記述課題 A:
燃料電池の熱交換器システムに関する提供テキストによると、第4の熱交換器は、排気装置の前方に排出されたカソードガスをより高い温度レベルへ加熱させます。その目的を1文で説明してください。

提供テキスト:
特に、第2の圧縮器のより優れた効率を達成するため、第1の圧縮器と第2の圧縮器との間でのカソードガスの温度を可変熱結合によって可能な限り低い温度へもたらすことができ、その結果電気圧縮部の負荷軽減も得られる。圧縮のためにわずかなエネルギーを消費すればよいので、燃料電池スタックの出力を減少させることができ、その結果コストが低減する。
有利な態様では、熱劣化に対する燃料電池スタックの特に優れた保護を可能にするために、よって寿命の向上を可能にするために、可変熱結合から、第2の圧縮器の後のカソードガスの冷却を可能な限り低い温度レベルにもたらすことができるという結果が得られる。さらに、冷却出力の一部がカソード空気を用いて達成されるので、主冷却回路の負荷軽減が得られて有利である。
有利な態様では、第4の熱交換器は、排気装置からの水滴を最小限にするために、排気装置の前方に排出されたカソードガスがより高い温度レベルへ加熱されることを生じさせる。
【0011】
1つの観点によれば、熱交換器システムが第3の熱交換器を有し、第3の熱交換器が、流動方向においてタービンの前方に排出されたカソードガスと熱結合され、第3の熱交換器を加熱するための熱交換を制御するため、第1の熱交換器と第2の熱交換器とが第3の熱交換器と熱的に可変に結合されていることが提案される。
【0012】
タービンのより優れた効率を生じさせ、これによって電気圧縮部の負荷軽減を生じさせるため、熱的に可変な結合により、タービンの前方に排出されたカソードガスの加熱を可能な限り高い温度レベルへ最適化することができる。この場合も、カソードガスの圧縮のために必要な電力を減少させることにより、燃料電池スタックの出力の低減が可能であり、その結果コストの低減も得られる。
【0013】
1つの観点によれば、カソードガスを第2の圧縮器の前方または後方で冷却するため、第4の熱交換器が、冷媒および第1の三方弁により、第1の熱交換器と第2の熱交換器との双方に熱的に可変に結合されていることが提案される。
【0014】
第1の熱交換器によって冷却された冷媒は、カソードガスが第1の熱交換器後も第2の熱交換器後も約70℃冷却されるように、三方弁によって分割することができる。
【0015】
1つの観点によれば、タービンの前方に排出されたカソードガスに熱を供給するため、第1の熱交換器と第2の熱交換器とが、冷媒および第2の三方弁により、第3の熱交換器と熱的に可変に結合されていることが提案される。
第2の三方弁により、第1の熱交換器からの冷媒流と第2の熱交換器からの冷媒流とを最適化して混合させることができ、その結果第3の熱交換器は、燃料電池スタックから排出されたカソードガスを高い温度レベルへもたらすことができる。
【0016】
1つの観点によれば、タービンの前方に排出されたカソードガスに熱を供給するため、第2の熱交換器が冷媒により第3の熱交換器と熱結合されていることが提案される。
換言すれば、冷媒と第2の熱交換器および第3の熱交換器との間のダイレクトな流動結合により、たとえば両熱交換器の流動結合部内の、または、この流動結合部の直径部内の調整可能な絞りを用いて調整できる、特にダイレクトな熱結合が達成される。

表示された行:

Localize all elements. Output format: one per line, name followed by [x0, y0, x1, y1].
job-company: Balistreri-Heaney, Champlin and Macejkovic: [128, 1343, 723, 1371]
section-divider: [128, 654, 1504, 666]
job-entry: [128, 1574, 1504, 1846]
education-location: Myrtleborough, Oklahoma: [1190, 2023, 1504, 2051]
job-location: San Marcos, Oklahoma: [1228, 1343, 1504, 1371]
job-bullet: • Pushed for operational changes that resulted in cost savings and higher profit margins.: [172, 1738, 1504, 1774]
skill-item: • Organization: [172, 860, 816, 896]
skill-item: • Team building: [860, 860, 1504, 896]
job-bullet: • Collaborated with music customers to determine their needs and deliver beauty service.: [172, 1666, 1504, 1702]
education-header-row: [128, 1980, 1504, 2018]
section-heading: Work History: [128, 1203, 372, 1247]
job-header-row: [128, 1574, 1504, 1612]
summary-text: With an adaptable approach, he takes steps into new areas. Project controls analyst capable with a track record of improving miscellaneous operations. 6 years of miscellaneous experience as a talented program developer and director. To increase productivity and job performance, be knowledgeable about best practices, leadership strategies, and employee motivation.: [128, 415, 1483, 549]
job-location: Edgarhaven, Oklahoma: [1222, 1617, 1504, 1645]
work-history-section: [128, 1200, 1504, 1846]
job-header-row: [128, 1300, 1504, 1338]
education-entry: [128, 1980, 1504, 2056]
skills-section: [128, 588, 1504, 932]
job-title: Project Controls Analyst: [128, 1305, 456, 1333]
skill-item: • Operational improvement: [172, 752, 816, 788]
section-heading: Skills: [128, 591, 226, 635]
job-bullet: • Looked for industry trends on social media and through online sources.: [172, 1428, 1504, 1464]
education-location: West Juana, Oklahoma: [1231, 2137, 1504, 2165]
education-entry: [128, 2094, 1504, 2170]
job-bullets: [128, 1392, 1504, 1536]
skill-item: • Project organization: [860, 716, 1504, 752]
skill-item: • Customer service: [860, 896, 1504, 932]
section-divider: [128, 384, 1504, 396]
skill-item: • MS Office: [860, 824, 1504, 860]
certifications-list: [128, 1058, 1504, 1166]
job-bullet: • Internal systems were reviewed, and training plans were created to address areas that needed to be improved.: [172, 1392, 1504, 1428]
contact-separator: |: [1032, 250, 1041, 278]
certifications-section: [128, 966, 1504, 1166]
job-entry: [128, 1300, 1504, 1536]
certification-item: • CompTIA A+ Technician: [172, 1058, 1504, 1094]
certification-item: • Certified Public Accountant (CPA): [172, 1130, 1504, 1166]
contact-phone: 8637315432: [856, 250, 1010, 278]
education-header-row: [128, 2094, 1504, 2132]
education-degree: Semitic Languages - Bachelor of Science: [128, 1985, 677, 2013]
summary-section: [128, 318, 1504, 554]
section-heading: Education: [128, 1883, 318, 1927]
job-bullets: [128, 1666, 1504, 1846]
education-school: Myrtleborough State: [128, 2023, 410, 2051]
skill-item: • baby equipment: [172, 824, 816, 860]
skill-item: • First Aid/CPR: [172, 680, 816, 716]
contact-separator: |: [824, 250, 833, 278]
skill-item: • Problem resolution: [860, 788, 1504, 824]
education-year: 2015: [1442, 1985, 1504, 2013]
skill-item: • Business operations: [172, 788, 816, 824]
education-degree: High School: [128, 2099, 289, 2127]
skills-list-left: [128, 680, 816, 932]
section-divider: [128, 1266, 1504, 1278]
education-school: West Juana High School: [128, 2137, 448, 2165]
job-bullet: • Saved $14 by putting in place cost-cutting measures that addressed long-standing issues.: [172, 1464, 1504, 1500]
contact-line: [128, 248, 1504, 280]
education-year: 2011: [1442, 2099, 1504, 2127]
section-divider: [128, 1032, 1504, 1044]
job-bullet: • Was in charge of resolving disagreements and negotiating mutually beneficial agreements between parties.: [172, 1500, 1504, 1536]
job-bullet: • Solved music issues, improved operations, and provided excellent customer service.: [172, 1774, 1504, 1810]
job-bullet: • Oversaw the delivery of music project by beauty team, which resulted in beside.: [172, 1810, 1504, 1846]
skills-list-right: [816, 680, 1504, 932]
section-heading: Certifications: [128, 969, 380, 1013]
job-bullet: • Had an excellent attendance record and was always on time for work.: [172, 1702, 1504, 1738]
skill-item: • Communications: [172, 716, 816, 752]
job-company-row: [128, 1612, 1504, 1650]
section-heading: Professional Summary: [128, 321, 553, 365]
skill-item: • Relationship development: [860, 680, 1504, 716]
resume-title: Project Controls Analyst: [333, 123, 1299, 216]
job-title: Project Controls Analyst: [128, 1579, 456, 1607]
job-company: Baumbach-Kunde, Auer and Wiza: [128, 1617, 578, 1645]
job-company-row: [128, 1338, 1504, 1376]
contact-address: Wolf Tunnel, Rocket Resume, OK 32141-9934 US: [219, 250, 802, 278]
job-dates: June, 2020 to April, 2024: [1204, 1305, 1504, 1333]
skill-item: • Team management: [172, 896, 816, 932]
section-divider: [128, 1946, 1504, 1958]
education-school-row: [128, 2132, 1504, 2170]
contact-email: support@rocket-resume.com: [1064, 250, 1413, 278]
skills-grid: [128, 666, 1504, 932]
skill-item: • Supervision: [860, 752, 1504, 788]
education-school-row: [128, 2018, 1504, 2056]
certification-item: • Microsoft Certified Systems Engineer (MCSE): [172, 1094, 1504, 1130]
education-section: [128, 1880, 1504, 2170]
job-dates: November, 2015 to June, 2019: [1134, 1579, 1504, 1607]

記述課題 B:
表示された行のうち、最初の行から「skill-item: • Organization: [172, 860, 816, 896]」を含む行までを、両端の行も含めて番号付きリストに書き直してください。空行は除いてください。

記述回答 A:
排気装置からの水滴を最小限にするためです。

記述回答 B:
1. Localize all elements. Output format: one per line, name followed by [x0, y0, x1, y1].
2. job-company: Balistreri-Heaney, Champlin and Macejkovic: [128, 1343, 723, 1371]
3. section-divider: [128, 654, 1504, 666]
4. job-entry: [128, 1574, 1504, 1846]
5. education-location: Myrtleborough, Oklahoma: [1190, 2023, 1504, 2051]
6. job-location: San Marcos, Oklahoma: [1228, 1343, 1504, 1371]
7. job-bullet: • Pushed for operational changes that resulted in cost savings and higher profit margins.: [172, 1738, 1504, 1774]
8. skill-item: • Organization: [172, 860, 816, 896]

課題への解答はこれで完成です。